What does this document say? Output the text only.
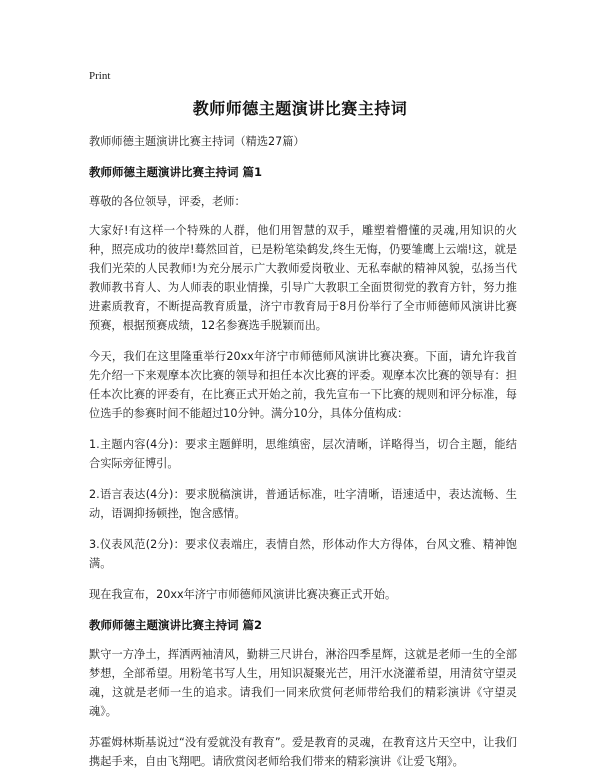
Print
教师师德主题演讲比赛主持词

教师师德主题演讲比赛主持词（精选27篇）

教师师德主题演讲比赛主持词 篇1

尊敬的各位领导，评委，老师：

大家好!有这样一个特殊的人群，他们用智慧的双手，雕塑着懵懂的灵魂,用知识的火种，照亮成功的彼岸!蓦然回首，已是粉笔染鹤发,终生无悔，仍要雏鹰上云端!这，就是我们光荣的人民教师!为充分展示广大教师爱岗敬业、无私奉献的精神风貌，弘扬当代教师教书育人、为人师表的职业情操，引导广大教职工全面贯彻党的教育方针，努力推进素质教育，不断提高教育质量，济宁市教育局于8月份举行了全市师德师风演讲比赛预赛，根据预赛成绩，12名参赛选手脱颖而出。

今天，我们在这里隆重举行20xx年济宁市师德师风演讲比赛决赛。下面，请允许我首先介绍一下来观摩本次比赛的领导和担任本次比赛的评委。观摩本次比赛的领导有：担任本次比赛的评委有，在比赛正式开始之前，我先宣布一下比赛的规则和评分标准，每位选手的参赛时间不能超过10分钟。满分10分，具体分值构成：

1.主题内容(4分)：要求主题鲜明，思维缜密，层次清晰，详略得当，切合主题，能结合实际旁征博引。

2.语言表达(4分)：要求脱稿演讲，普通话标准，吐字清晰，语速适中，表达流畅、生动，语调抑扬顿挫，饱含感情。

3.仪表风范(2分)：要求仪表端庄，表情自然，形体动作大方得体，台风文雅、精神饱满。

现在我宣布，20xx年济宁市师德师风演讲比赛决赛正式开始。

教师师德主题演讲比赛主持词 篇2

默守一方净土，挥洒两袖清风，勤耕三尺讲台，淋浴四季星辉，这就是老师一生的全部梦想，全部希望。用粉笔书写人生，用知识凝聚光芒，用汗水浇灌希望，用清贫守望灵魂，这就是老师一生的追求。请我们一同来欣赏何老师带给我们的精彩演讲《守望灵魂》。

苏霍姆林斯基说过“没有爱就没有教育”。爱是教育的灵魂，在教育这片天空中，让我们携起手来，自由飞翔吧。请欣赏闵老师给我们带来的精彩演讲《让爱飞翔》。
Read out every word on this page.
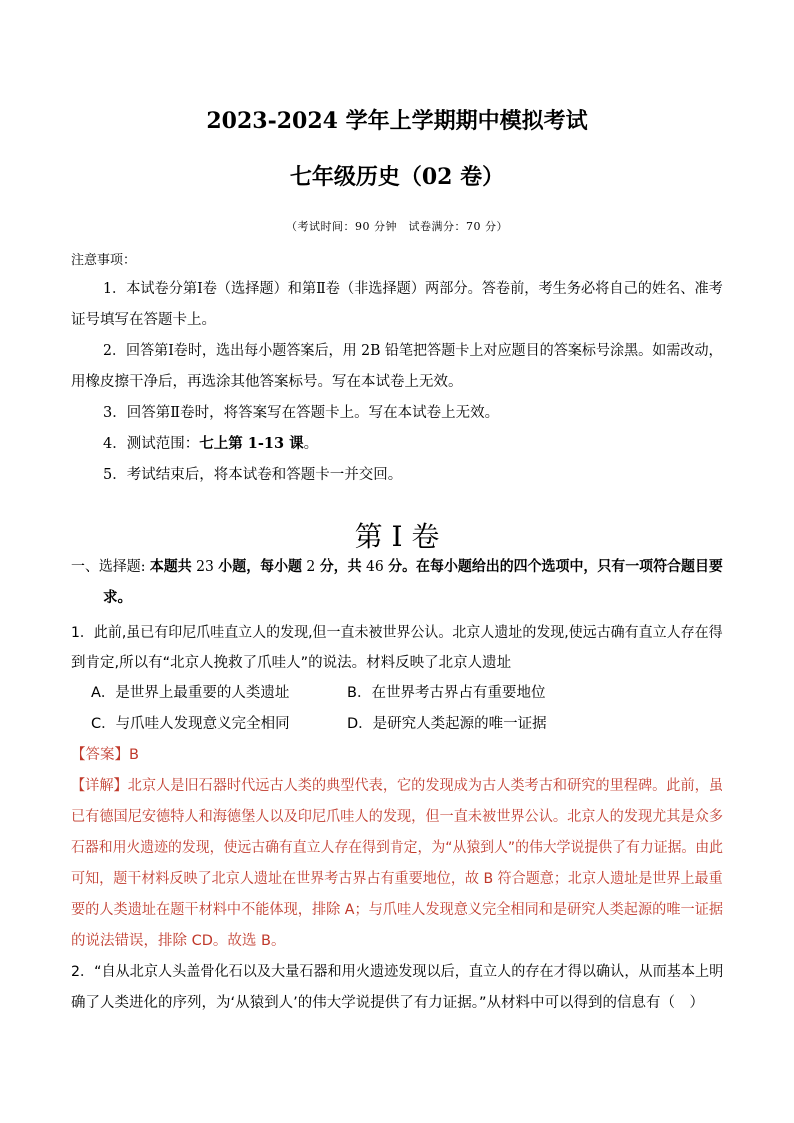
2023-2024 学年上学期期中模拟考试
七年级历史（02 卷）
（考试时间：90 分钟　试卷满分：70 分）
注意事项：
1．本试卷分第Ⅰ卷（选择题）和第Ⅱ卷（非选择题）两部分。答卷前，考生务必将自己的姓名、准考
证号填写在答题卡上。
2．回答第Ⅰ卷时，选出每小题答案后，用 2B 铅笔把答题卡上对应题目的答案标号涂黑。如需改动，
用橡皮擦干净后，再选涂其他答案标号。写在本试卷上无效。
3．回答第Ⅱ卷时，将答案写在答题卡上。写在本试卷上无效。
4．测试范围：七上第 1-13 课。
5．考试结束后，将本试卷和答题卡一并交回。
第 I 卷
一、选择题: 本题共 23 小题，每小题 2 分，共 46 分。在每小题给出的四个选项中，只有一项符合题目要
求。
1．此前,虽已有印尼爪哇直立人的发现,但一直未被世界公认。北京人遗址的发现,使远古确有直立人存在得
到肯定,所以有“北京人挽救了爪哇人”的说法。材料反映了北京人遗址
A．是世界上最重要的人类遗址	B．在世界考古界占有重要地位
C．与爪哇人发现意义完全相同	D．是研究人类起源的唯一证据
【答案】B
【详解】北京人是旧石器时代远古人类的典型代表，它的发现成为古人类考古和研究的里程碑。此前，虽
已有德国尼安德特人和海德堡人以及印尼爪哇人的发现，但一直未被世界公认。北京人的发现尤其是众多
石器和用火遗迹的发现，使远古确有直立人存在得到肯定，为“从猿到人”的伟大学说提供了有力证据。由此
可知，题干材料反映了北京人遗址在世界考古界占有重要地位，故 B 符合题意；北京人遗址是世界上最重
要的人类遗址在题干材料中不能体现，排除 A；与爪哇人发现意义完全相同和是研究人类起源的唯一证据
的说法错误，排除 CD。故选 B。
2．“自从北京人头盖骨化石以及大量石器和用火遗迹发现以后，直立人的存在才得以确认，从而基本上明
确了人类进化的序列，为‘从猿到人’的伟大学说提供了有力证据。”从材料中可以得到的信息有（　）
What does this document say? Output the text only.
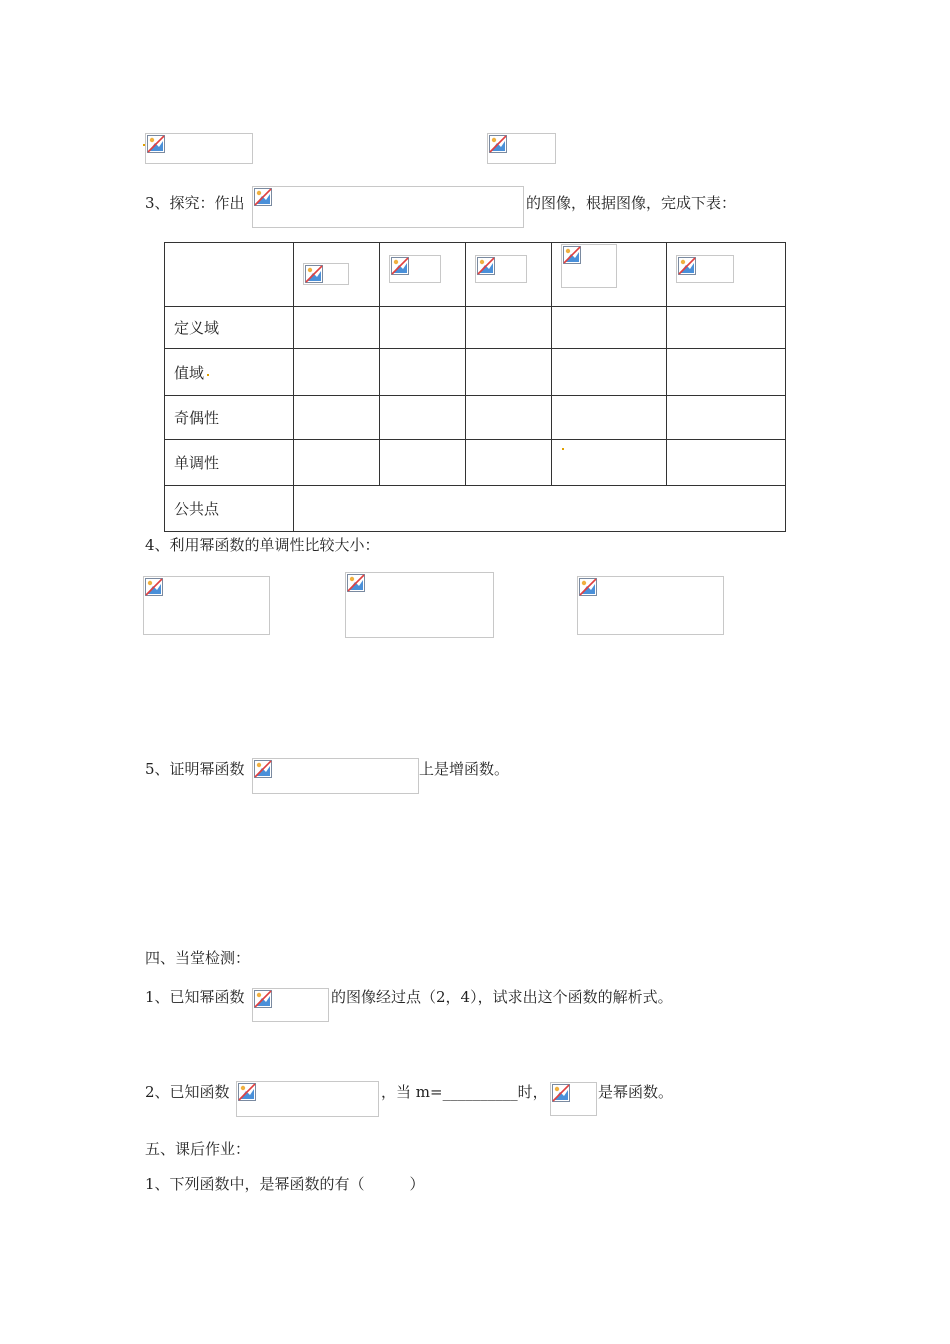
3、探究：作出	的图像，根据图像，完成下表：

定义域					
值域					
奇偶性					
单调性					
公共点					
4、利用幂函数的单调性比较大小：
5、证明幂函数	上是增函数。
四、当堂检测：
1、已知幂函数	的图像经过点（2，4），试求出这个函数的解析式。
2、已知函数	，当 m=__________时，	是幂函数。
五、课后作业：
1、下列函数中，是幂函数的有（　　　）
————
◆ What to work on ◆
Your reply is one number: how many lines of the records above contain the word "从猿到人".

◆ Task result ◆
2